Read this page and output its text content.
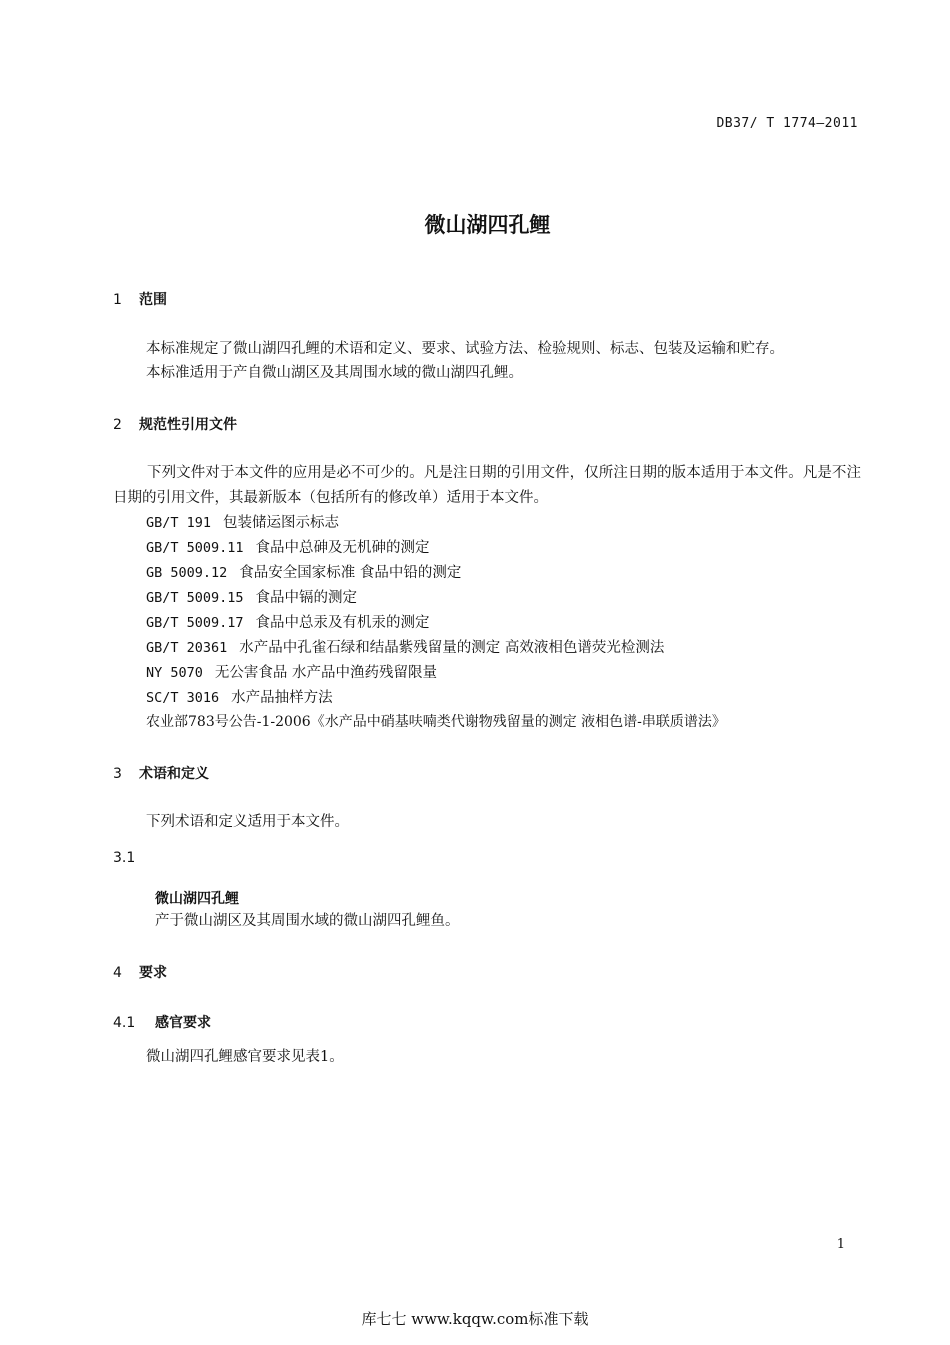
DB37/ T 1774—2011
微山湖四孔鲤
1 范围
本标准规定了微山湖四孔鲤的术语和定义、要求、试验方法、检验规则、标志、包装及运输和贮存。
本标准适用于产自微山湖区及其周围水域的微山湖四孔鲤。
2 规范性引用文件
下列文件对于本文件的应用是必不可少的。凡是注日期的引用文件，仅所注日期的版本适用于本文件。凡是不注日期的引用文件，其最新版本（包括所有的修改单）适用于本文件。
GB/T 191 包装储运图示标志
GB/T 5009.11 食品中总砷及无机砷的测定
GB 5009.12 食品安全国家标准 食品中铅的测定
GB/T 5009.15 食品中镉的测定
GB/T 5009.17 食品中总汞及有机汞的测定
GB/T 20361 水产品中孔雀石绿和结晶紫残留量的测定 高效液相色谱荧光检测法
NY 5070 无公害食品 水产品中渔药残留限量
SC/T 3016 水产品抽样方法
农业部783号公告-1-2006《水产品中硝基呋喃类代谢物残留量的测定 液相色谱-串联质谱法》
3 术语和定义
下列术语和定义适用于本文件。
3.1
微山湖四孔鲤
产于微山湖区及其周围水域的微山湖四孔鲤鱼。
4 要求
4.1 感官要求
微山湖四孔鲤感官要求见表1。
1
库七七 www.kqqw.com标准下载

::::::::::

Exercise brief: Transcribe the material exactly, and leave out whatever pictures it holds.

Written response:
Read this page and output its text content.
DB37/ T 1774—2011
微山湖四孔鲤
1 范围
本标准规定了微山湖四孔鲤的术语和定义、要求、试验方法、检验规则、标志、包装及运输和贮存。
本标准适用于产自微山湖区及其周围水域的微山湖四孔鲤。
2 规范性引用文件
下列文件对于本文件的应用是必不可少的。凡是注日期的引用文件，仅所注日期的版本适用于本文件。凡是不注日期的引用文件，其最新版本（包括所有的修改单）适用于本文件。
GB/T 191 包装储运图示标志
GB/T 5009.11 食品中总砷及无机砷的测定
GB 5009.12 食品安全国家标准 食品中铅的测定
GB/T 5009.15 食品中镉的测定
GB/T 5009.17 食品中总汞及有机汞的测定
GB/T 20361 水产品中孔雀石绿和结晶紫残留量的测定 高效液相色谱荧光检测法
NY 5070 无公害食品 水产品中渔药残留限量
SC/T 3016 水产品抽样方法
农业部783号公告-1-2006《水产品中硝基呋喃类代谢物残留量的测定 液相色谱-串联质谱法》
3 术语和定义
下列术语和定义适用于本文件。
3.1
微山湖四孔鲤
产于微山湖区及其周围水域的微山湖四孔鲤鱼。
4 要求
4.1 感官要求
微山湖四孔鲤感官要求见表1。
1
库七七 www.kqqw.com标准下载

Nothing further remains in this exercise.